→ The problem
Scan the records for the word "істеп". Copy each line that includes it.

======

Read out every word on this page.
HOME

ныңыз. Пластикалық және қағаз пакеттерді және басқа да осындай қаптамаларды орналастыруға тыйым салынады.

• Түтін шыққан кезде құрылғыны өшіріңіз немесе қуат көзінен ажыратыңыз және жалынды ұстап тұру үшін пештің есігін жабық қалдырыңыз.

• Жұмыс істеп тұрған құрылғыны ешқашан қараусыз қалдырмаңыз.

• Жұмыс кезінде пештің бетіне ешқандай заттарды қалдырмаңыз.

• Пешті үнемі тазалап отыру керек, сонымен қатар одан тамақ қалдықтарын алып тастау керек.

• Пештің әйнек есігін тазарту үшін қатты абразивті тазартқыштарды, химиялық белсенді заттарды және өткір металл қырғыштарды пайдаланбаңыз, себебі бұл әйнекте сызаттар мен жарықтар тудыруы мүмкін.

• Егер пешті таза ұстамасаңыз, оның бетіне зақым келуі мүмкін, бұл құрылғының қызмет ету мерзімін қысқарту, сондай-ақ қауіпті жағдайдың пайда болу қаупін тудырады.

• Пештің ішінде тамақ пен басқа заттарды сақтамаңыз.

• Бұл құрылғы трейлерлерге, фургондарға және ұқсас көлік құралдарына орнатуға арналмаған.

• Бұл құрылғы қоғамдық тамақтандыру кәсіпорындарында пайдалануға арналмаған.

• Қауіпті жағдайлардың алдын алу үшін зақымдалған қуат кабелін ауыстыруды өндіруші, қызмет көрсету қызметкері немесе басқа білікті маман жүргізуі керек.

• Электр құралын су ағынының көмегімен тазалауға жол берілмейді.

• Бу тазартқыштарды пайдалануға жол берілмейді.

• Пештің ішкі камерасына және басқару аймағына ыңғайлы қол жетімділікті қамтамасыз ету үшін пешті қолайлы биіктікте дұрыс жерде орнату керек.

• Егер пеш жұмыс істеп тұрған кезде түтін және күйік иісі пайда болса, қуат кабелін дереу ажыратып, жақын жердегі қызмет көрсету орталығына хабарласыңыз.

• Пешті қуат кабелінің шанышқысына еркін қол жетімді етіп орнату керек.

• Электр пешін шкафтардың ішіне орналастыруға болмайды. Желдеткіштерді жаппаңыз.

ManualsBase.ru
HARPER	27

======

→ Reply
• Жұмыс істеп тұрған құрылғыны ешқашан қараусыз қалдырмаңыз.
• Егер пеш жұмыс істеп тұрған кезде түтін және күйік иісі пайда болса, қуат кабелін дереу ажыратып, жақын жердегі қызмет көрсету орталығына хабарласыңыз.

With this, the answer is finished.